__Written task__: Starting at the line that contains "Give me a plain-text", transcribe every remaining line of the entries exactly, including the last one.
--- BEGIN Supplied material ---
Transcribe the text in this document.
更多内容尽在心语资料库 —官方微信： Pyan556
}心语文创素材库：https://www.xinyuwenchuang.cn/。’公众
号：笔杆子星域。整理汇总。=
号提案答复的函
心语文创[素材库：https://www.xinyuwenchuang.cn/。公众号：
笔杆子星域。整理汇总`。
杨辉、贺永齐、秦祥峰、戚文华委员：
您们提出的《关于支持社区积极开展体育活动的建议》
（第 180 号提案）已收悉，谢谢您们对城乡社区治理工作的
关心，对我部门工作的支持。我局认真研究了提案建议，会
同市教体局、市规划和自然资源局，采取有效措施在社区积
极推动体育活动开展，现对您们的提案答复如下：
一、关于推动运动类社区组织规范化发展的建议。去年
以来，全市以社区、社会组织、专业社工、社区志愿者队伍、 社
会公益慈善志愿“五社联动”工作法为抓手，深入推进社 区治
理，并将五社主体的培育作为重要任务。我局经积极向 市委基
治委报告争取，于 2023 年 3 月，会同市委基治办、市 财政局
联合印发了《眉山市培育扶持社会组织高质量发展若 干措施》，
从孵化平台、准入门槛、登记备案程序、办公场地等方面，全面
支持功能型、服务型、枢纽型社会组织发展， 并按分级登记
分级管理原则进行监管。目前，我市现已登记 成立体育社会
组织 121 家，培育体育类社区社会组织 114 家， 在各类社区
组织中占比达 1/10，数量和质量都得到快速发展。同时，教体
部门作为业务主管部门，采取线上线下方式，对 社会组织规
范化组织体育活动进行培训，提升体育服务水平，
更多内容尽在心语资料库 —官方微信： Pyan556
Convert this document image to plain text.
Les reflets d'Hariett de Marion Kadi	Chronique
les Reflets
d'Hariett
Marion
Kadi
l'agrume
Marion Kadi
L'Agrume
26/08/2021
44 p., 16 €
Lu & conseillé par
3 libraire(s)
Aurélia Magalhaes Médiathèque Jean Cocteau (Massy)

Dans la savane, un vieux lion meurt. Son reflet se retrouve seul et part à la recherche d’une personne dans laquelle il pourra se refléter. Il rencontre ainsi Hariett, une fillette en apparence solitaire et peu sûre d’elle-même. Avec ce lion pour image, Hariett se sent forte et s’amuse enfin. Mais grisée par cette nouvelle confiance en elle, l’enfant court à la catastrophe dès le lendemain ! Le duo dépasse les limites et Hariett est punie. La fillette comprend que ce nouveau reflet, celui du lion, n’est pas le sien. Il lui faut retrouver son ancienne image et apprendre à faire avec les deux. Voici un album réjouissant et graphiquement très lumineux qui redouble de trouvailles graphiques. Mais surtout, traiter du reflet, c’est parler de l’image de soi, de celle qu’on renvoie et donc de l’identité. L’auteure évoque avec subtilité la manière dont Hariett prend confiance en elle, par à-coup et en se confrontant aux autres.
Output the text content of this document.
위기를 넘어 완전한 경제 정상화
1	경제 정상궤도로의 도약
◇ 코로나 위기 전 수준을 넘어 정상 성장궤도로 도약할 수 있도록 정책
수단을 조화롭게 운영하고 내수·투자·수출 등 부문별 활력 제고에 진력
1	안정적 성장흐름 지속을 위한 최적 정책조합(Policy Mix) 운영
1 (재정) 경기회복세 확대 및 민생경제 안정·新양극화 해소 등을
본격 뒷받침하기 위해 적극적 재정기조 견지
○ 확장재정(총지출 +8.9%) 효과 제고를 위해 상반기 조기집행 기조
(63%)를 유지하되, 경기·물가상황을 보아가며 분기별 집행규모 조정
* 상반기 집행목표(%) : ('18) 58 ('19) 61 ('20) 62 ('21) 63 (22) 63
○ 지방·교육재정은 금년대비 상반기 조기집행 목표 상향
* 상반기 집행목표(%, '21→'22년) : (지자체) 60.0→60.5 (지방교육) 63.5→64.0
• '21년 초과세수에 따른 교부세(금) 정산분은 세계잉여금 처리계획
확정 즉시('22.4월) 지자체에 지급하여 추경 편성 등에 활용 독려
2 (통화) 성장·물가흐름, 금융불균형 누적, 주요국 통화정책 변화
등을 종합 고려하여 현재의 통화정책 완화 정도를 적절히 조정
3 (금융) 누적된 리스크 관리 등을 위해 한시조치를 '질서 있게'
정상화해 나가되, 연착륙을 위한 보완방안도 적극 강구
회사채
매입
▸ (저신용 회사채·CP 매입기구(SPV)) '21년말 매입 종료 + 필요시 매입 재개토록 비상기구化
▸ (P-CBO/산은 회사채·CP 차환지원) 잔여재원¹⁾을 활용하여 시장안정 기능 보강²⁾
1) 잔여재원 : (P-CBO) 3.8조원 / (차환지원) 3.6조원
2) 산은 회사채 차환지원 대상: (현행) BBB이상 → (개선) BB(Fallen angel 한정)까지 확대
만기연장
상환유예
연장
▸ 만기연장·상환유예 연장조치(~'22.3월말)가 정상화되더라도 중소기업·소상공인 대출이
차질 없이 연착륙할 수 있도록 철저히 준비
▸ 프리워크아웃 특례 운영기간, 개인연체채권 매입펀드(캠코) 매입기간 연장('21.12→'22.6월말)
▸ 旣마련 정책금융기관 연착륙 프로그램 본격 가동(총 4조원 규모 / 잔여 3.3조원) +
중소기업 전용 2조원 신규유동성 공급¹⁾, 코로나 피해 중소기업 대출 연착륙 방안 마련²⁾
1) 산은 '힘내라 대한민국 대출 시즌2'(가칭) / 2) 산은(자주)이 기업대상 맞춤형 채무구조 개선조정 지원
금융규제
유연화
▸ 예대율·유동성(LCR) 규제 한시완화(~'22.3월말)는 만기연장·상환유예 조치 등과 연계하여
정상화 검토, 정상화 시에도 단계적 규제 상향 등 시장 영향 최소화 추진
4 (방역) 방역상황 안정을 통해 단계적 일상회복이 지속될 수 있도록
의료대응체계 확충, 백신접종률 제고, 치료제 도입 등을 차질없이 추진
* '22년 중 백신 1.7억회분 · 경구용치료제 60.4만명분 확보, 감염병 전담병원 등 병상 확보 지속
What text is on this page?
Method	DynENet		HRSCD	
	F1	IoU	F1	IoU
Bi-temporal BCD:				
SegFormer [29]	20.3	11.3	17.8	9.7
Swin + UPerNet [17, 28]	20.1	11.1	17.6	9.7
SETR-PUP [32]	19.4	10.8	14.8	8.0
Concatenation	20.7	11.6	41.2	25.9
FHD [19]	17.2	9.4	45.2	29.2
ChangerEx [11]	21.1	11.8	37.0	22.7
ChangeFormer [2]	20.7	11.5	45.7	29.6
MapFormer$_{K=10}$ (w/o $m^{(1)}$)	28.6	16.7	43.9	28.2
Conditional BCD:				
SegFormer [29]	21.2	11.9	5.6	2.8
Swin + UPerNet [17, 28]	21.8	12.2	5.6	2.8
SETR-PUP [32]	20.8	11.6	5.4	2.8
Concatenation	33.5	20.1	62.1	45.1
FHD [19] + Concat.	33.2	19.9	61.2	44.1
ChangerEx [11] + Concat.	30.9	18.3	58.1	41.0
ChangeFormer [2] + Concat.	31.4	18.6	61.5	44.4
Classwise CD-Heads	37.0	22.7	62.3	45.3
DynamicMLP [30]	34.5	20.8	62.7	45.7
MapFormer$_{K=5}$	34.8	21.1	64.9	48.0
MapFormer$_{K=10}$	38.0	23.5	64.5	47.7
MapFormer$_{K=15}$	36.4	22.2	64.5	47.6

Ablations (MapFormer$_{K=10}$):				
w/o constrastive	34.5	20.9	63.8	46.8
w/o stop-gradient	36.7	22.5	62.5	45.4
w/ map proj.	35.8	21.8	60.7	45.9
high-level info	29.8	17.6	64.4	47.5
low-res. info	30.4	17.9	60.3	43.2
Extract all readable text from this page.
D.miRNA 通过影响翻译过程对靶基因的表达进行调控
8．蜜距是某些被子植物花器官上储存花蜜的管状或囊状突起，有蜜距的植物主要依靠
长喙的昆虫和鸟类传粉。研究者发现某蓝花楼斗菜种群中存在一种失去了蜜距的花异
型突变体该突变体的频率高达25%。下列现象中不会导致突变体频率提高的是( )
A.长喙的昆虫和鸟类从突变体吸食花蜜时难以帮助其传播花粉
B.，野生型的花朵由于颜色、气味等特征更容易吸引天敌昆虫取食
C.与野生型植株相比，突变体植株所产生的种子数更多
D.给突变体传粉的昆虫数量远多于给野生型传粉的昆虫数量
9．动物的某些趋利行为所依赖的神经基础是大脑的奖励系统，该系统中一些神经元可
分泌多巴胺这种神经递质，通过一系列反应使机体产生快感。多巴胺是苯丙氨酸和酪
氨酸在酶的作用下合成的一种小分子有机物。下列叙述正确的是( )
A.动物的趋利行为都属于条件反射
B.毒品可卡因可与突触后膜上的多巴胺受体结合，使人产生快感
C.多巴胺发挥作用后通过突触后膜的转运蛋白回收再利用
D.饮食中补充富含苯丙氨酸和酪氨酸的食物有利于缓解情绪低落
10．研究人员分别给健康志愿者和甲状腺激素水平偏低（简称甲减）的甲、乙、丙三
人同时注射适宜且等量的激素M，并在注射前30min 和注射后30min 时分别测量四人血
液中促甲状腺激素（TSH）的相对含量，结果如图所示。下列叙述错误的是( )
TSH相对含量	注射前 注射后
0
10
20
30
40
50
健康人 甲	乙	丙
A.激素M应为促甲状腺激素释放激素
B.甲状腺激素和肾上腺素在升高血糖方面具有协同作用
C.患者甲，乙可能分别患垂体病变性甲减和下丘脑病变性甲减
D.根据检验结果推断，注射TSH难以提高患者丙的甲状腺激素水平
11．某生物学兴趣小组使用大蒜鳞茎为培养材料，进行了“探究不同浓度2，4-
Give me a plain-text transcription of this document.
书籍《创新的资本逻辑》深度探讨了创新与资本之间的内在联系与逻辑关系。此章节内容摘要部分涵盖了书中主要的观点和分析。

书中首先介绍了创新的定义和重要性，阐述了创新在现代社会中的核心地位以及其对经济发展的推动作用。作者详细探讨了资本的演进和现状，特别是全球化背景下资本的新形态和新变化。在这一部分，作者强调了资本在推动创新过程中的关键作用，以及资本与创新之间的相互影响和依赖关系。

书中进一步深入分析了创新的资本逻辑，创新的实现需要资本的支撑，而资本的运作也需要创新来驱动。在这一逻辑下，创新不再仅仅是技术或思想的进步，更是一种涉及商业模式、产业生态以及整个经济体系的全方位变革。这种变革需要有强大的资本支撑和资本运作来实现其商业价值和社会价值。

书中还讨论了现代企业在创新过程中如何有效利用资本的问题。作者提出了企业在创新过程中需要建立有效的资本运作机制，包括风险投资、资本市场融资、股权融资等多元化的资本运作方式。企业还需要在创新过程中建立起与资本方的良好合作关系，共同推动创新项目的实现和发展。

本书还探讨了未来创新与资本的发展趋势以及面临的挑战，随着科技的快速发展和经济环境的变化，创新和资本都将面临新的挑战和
--- END Supplied material ---
__The reply__:
Give me a plain-text transcription of this document.
书籍《创新的资本逻辑》深度探讨了创新与资本之间的内在联系与逻辑关系。此章节内容摘要部分涵盖了书中主要的观点和分析。

书中首先介绍了创新的定义和重要性，阐述了创新在现代社会中的核心地位以及其对经济发展的推动作用。作者详细探讨了资本的演进和现状，特别是全球化背景下资本的新形态和新变化。在这一部分，作者强调了资本在推动创新过程中的关键作用，以及资本与创新之间的相互影响和依赖关系。

书中进一步深入分析了创新的资本逻辑，创新的实现需要资本的支撑，而资本的运作也需要创新来驱动。在这一逻辑下，创新不再仅仅是技术或思想的进步，更是一种涉及商业模式、产业生态以及整个经济体系的全方位变革。这种变革需要有强大的资本支撑和资本运作来实现其商业价值和社会价值。

书中还讨论了现代企业在创新过程中如何有效利用资本的问题。作者提出了企业在创新过程中需要建立有效的资本运作机制，包括风险投资、资本市场融资、股权融资等多元化的资本运作方式。企业还需要在创新过程中建立起与资本方的良好合作关系，共同推动创新项目的实现和发展。

本书还探讨了未来创新与资本的发展趋势以及面临的挑战，随着科技的快速发展和经济环境的变化，创新和资本都将面临新的挑战和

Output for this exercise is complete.